__SUPPLIED PASSAGE__.
Dirac-type CP violation in neutrino oscillation experiments can be described through a rephasing invariant quantity, \(J_\mathrm{CP}\) [43] with \(J_\mathrm{CP}=\mathrm{Im}(U_{e1}U_{\mu 2}U_{e2}^*U_{\mu 1}^*)\). In the above parametrization, \(J_\mathrm{CP}\) is given by

$$\begin{aligned} J_\mathrm{CP} = s_{12}s_{23}s_{13}c_{12}c_{23}c_{13}^2 \sin \delta . \end{aligned}$$

(5)

2.1 Two texture zeros in \(M_\nu \)

The simultaneous existence of two zeros in the neutrino mass matrix at (a, b) and (c, d) positions implies

$$\begin{aligned} M_{\nu (ab)} = 0\quad \hbox {and} \quad M_{\nu (cd)} = 0. \end{aligned}$$

(6)

The above complex equations can be written as

$$\begin{aligned}&m_1 A_1 + m_2 A_2 e^{2i\alpha } + m_3 A_3 e^{2i(\beta +\delta )}=0, \end{aligned}$$

(7)

$$\begin{aligned}&m_1 B_1 + m_2 B_2 e^{2i\alpha } + m_3 B_3 e^{2i(\beta +\delta )}=0, \end{aligned}$$

(8)

where

$$\begin{aligned} A_i = U_{ai}U_{bi} \quad \hbox {and} \quad B_i = U_{ci}U_{di}, \end{aligned}$$

(9)

__TO DO__.
1. Return the part of the neutrino mass passage between "Dirac-type CP violation" and "in \(M_\nu \)", inclusive.
2. Please restate the paragraph in the neutrino mass passage that begins "Dirac-type CP violation" in shorter form, keeping its main facts.
3. In the neutrino mass passage, how are \(A_i\) and \(B_i\) defined?
Work only from the neutrino mass passage.

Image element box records
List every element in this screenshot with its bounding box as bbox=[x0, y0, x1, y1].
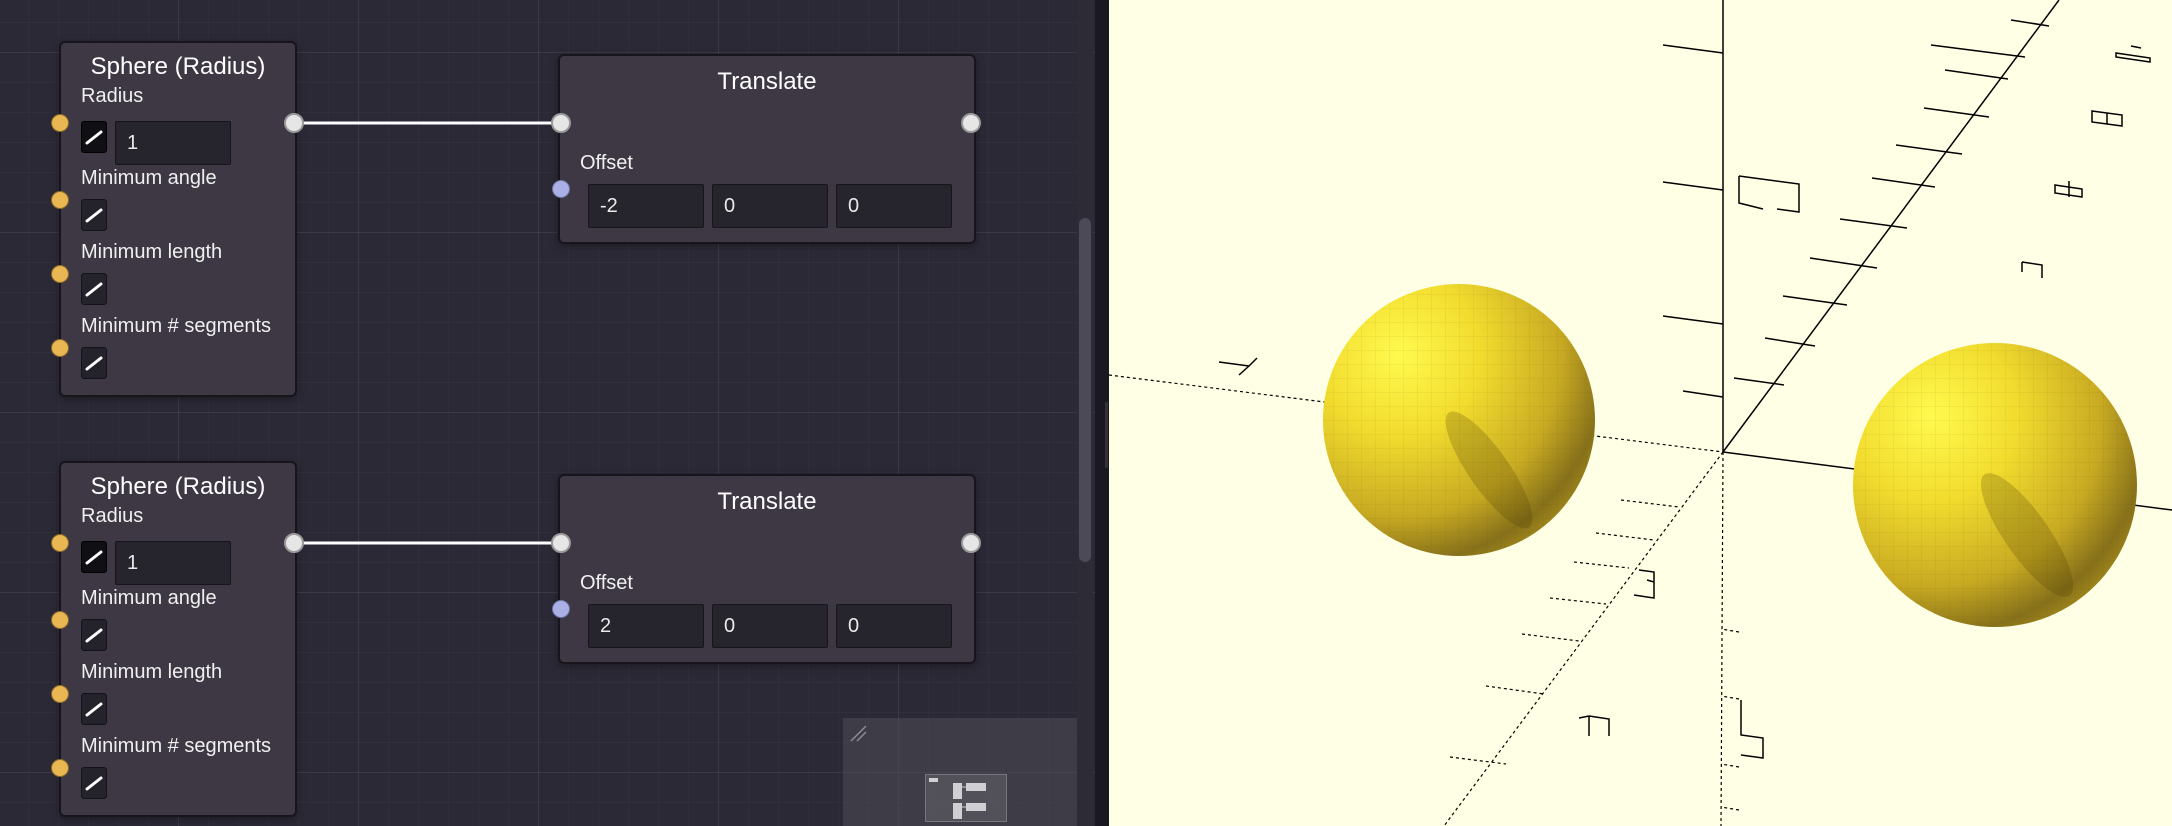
offset-label: Offset bbox=[580, 152, 633, 174]
minimap-viewport[interactable] bbox=[925, 774, 1007, 822]
z-axis-ticks bbox=[1662, 44, 1724, 398]
z-axis-negative-line bbox=[1720, 451, 1724, 826]
sphere-output-port[interactable] bbox=[284, 113, 304, 133]
radius-input[interactable]: 1 bbox=[115, 121, 231, 165]
translate-node[interactable]: Translate Offset -2 0 0 bbox=[558, 54, 976, 244]
splitter-handle[interactable] bbox=[1105, 402, 1108, 468]
radius-edit-button[interactable] bbox=[81, 541, 107, 573]
translate-child-input-port[interactable] bbox=[551, 113, 571, 133]
minimum-length-edit-button[interactable] bbox=[81, 693, 107, 725]
sphere-radius-node[interactable]: Sphere (Radius) Radius 1 Minimum angle M… bbox=[59, 461, 297, 817]
translate-child-input-port[interactable] bbox=[551, 533, 571, 553]
tick-label-2 bbox=[1738, 175, 1800, 213]
minimum-segments-edit-button[interactable] bbox=[81, 347, 107, 379]
minimum-segments-input-port[interactable] bbox=[51, 339, 69, 357]
radius-label: Radius bbox=[81, 505, 144, 527]
node-editor-canvas[interactable]: Sphere (Radius) Radius 1 Minimum angle M… bbox=[0, 0, 1095, 826]
radius-edit-button[interactable] bbox=[81, 121, 107, 153]
radius-input-port[interactable] bbox=[51, 114, 69, 132]
minimum-angle-edit-button[interactable] bbox=[81, 199, 107, 231]
minimum-length-input-port[interactable] bbox=[51, 685, 69, 703]
minimap-corner-icon[interactable] bbox=[849, 724, 869, 744]
tick-label-2 bbox=[1633, 569, 1655, 599]
pen-icon bbox=[85, 776, 103, 791]
pen-icon bbox=[85, 356, 103, 371]
minimap[interactable] bbox=[843, 718, 1081, 826]
tick-label-9 bbox=[2054, 181, 2083, 198]
minimum-length-edit-button[interactable] bbox=[81, 273, 107, 305]
y-axis-ticks bbox=[1733, 19, 2050, 386]
translate-node[interactable]: Translate Offset 2 0 0 bbox=[558, 474, 976, 664]
minimum-angle-edit-button[interactable] bbox=[81, 619, 107, 651]
sphere-object[interactable] bbox=[1323, 284, 1595, 556]
radius-input-port[interactable] bbox=[51, 534, 69, 552]
minimum-angle-label: Minimum angle bbox=[81, 587, 217, 609]
translate-output-port[interactable] bbox=[961, 533, 981, 553]
tick-label-2 bbox=[2115, 45, 2151, 63]
pen-icon bbox=[85, 130, 103, 145]
node-title: Sphere (Radius) bbox=[90, 473, 266, 500]
offset-x-input[interactable]: -2 bbox=[588, 184, 704, 228]
tick-label-4 bbox=[1218, 357, 1258, 376]
pen-icon bbox=[85, 208, 103, 223]
offset-input-port[interactable] bbox=[552, 180, 570, 198]
sphere-object[interactable] bbox=[1853, 343, 2137, 627]
radius-label: Radius bbox=[81, 85, 144, 107]
minimum-angle-input-port[interactable] bbox=[51, 611, 69, 629]
offset-z-input[interactable]: 0 bbox=[836, 604, 952, 648]
minimum-angle-input-port[interactable] bbox=[51, 191, 69, 209]
minimum-segments-input-port[interactable] bbox=[51, 759, 69, 777]
minimap-nodes-icon bbox=[929, 778, 986, 819]
minimum-segments-label: Minimum # segments bbox=[81, 735, 272, 757]
app-window: Sphere (Radius) Radius 1 Minimum angle M… bbox=[0, 0, 2172, 826]
minimum-segments-edit-button[interactable] bbox=[81, 767, 107, 799]
node-title: Sphere (Radius) bbox=[90, 53, 266, 80]
minimum-length-label: Minimum length bbox=[81, 661, 223, 683]
3d-viewport[interactable] bbox=[1109, 0, 2172, 826]
sphere-output-port[interactable] bbox=[284, 533, 304, 553]
tick-label-4 bbox=[1578, 715, 1610, 736]
pen-icon bbox=[85, 550, 103, 565]
tick-label-8 bbox=[2091, 110, 2123, 127]
pen-icon bbox=[85, 702, 103, 717]
scrollbar-thumb[interactable] bbox=[1079, 218, 1091, 562]
minimum-segments-label: Minimum # segments bbox=[81, 315, 272, 337]
tick-label-4 bbox=[2021, 261, 2043, 278]
offset-y-input[interactable]: 0 bbox=[712, 604, 828, 648]
node-title: Translate bbox=[717, 488, 817, 515]
minimum-angle-label: Minimum angle bbox=[81, 167, 217, 189]
offset-x-input[interactable]: 2 bbox=[588, 604, 704, 648]
offset-label: Offset bbox=[580, 572, 633, 594]
sphere-radius-node[interactable]: Sphere (Radius) Radius 1 Minimum angle M… bbox=[59, 41, 297, 397]
minimum-length-label: Minimum length bbox=[81, 241, 223, 263]
tick-label-2 bbox=[1740, 700, 1764, 759]
pen-icon bbox=[85, 628, 103, 643]
offset-input-port[interactable] bbox=[552, 600, 570, 618]
translate-output-port[interactable] bbox=[961, 113, 981, 133]
3d-scene bbox=[1109, 0, 2172, 826]
node-title: Translate bbox=[717, 68, 817, 95]
minimum-length-input-port[interactable] bbox=[51, 265, 69, 283]
pen-icon bbox=[85, 282, 103, 297]
offset-y-input[interactable]: 0 bbox=[712, 184, 828, 228]
radius-input[interactable]: 1 bbox=[115, 541, 231, 585]
offset-z-input[interactable]: 0 bbox=[836, 184, 952, 228]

__RESPONSES TO THE EXERCISE__.
1.
Dirac-type CP violation in neutrino oscillation experiments can be described through a rephasing invariant quantity, \(J_\mathrm{CP}\) [43] with \(J_\mathrm{CP}=\mathrm{Im}(U_{e1}U_{\mu 2}U_{e2}^*U_{\mu 1}^*)\). In the above parametrization, \(J_\mathrm{CP}\) is given by

$$\begin{aligned} J_\mathrm{CP} = s_{12}s_{23}s_{13}c_{12}c_{23}c_{13}^2 \sin \delta . \end{aligned}$$

(5)

2.1 Two texture zeros in \(M_\nu \)

2. Dirac-type CP violation in neutrino oscillation experiments is described by the rephasing invariant \(J_\mathrm{CP}=\mathrm{Im}(U_{e1}U_{\mu 2}U_{e2}^*U_{\mu 1}^*)\). In the given parametrization, it equals \(s_{12}s_{23}s_{13}c_{12}c_{23}c_{13}^2 \sin \delta\).

3. \(A_i = U_{ai}U_{bi}\) and \(B_i = U_{ci}U_{di}\).